Direction
Look over the entries that follow and work out how many lines contain "agility". State the number only.

┌────────

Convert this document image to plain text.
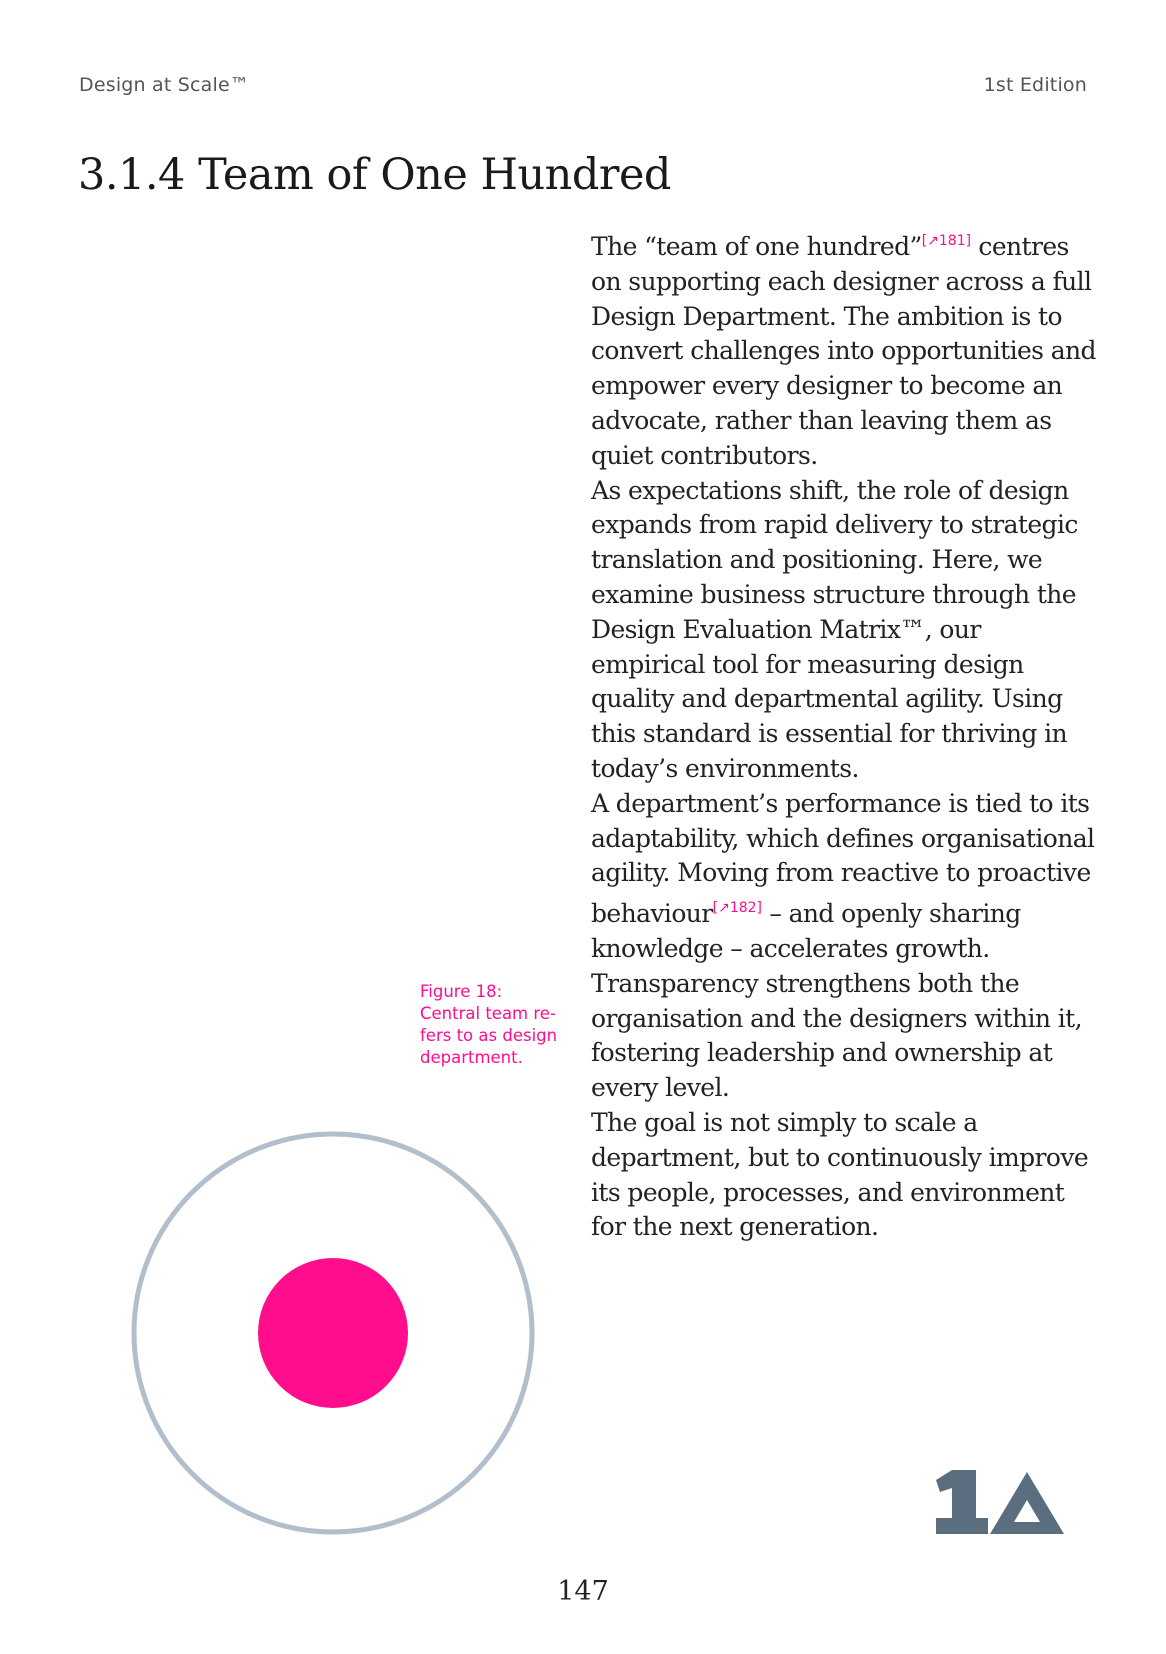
Design at Scale™	1st Edition
3.1.4 Team of One Hundred

The “team of one hundred”[↗181] centres on supporting each designer across a full Design Department. The ambition is to convert challenges into opportunities and empower every designer to become an advocate, rather than leaving them as quiet contributors.

As expectations shift, the role of design expands from rapid delivery to strategic translation and positioning. Here, we examine business structure through the Design Evaluation Matrix™, our empirical tool for measuring design quality and departmental agility. Using this standard is essential for thriving in today’s environments.

A department’s performance is tied to its adaptability, which defines organisational agility. Moving from reactive to proactive behaviour[↗182] – and openly sharing knowledge – accelerates growth. Transparency strengthens both the organisation and the designers within it, fostering leadership and ownership at every level.

The goal is not simply to scale a department, but to continuously improve its people, processes, and environment for the next generation.

Figure 18:
Central team re-
fers to as design
department.
147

└────────

The result
2